Stored data entries

• • •

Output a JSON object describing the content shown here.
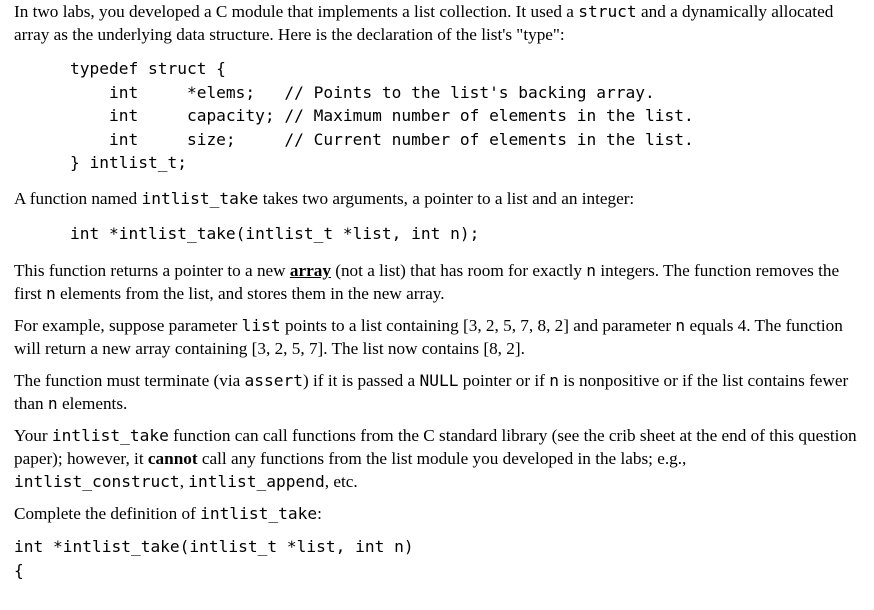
{
  "document": {
    "intro": {
      "text_part_1": "In two labs, you developed a C module that implements a list collection. It used a ",
      "code_struct": "struct",
      "text_part_2": " and a dynamically allocated array as the underlying data structure. Here is the declaration of the list's \"type\":"
    },
    "struct_code": "typedef struct {\n    int     *elems;   // Points to the list's backing array.\n    int     capacity; // Maximum number of elements in the list.\n    int     size;     // Current number of elements in the list.\n} intlist_t;",
    "function_intro": {
      "text_part_1": "A function named ",
      "code_name": "intlist_take",
      "text_part_2": " takes two arguments, a pointer to a list and an integer:"
    },
    "prototype_code": "int *intlist_take(intlist_t *list, int n);",
    "returns_para": {
      "text_part_1": "This function returns a pointer to a new ",
      "emphasis": "array",
      "text_part_2": " (not a list) that has room for exactly ",
      "code_n_1": "n",
      "text_part_3": " integers. The function removes the first ",
      "code_n_2": "n",
      "text_part_4": " elements from the list, and stores them in the new array."
    },
    "example_para": {
      "text_part_1": "For example, suppose parameter ",
      "code_list": "list",
      "text_part_2": " points to a list containing [3, 2, 5, 7, 8, 2] and parameter ",
      "code_n": "n",
      "text_part_3": " equals 4. The function will return a new array containing [3, 2, 5, 7]. The list now contains [8, 2]."
    },
    "assert_para": {
      "text_part_1": "The function must terminate (via ",
      "code_assert": "assert",
      "text_part_2": ") if it is passed a ",
      "code_null": "NULL",
      "text_part_3": " pointer or if ",
      "code_n_1": "n",
      "text_part_4": " is nonpositive or if the list contains fewer than ",
      "code_n_2": "n",
      "text_part_5": " elements."
    },
    "restriction_para": {
      "text_part_1": "Your ",
      "code_name": "intlist_take",
      "text_part_2": " function can call functions from the C standard library (see the crib sheet at the end of this question paper); however, it ",
      "emphasis_cannot": "cannot",
      "text_part_3": " call any functions from the list module you developed in the labs; e.g., ",
      "code_construct": "intlist_construct",
      "text_part_4": ", ",
      "code_append": "intlist_append",
      "text_part_5": ", etc."
    },
    "complete_para": {
      "text_part_1": "Complete the definition of ",
      "code_name": "intlist_take",
      "text_part_2": ":"
    },
    "answer_code": "int *intlist_take(intlist_t *list, int n)\n{"
  }
}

• • •

Check the records above line by line and tally those holding the string "functions". Answer with the number only.

2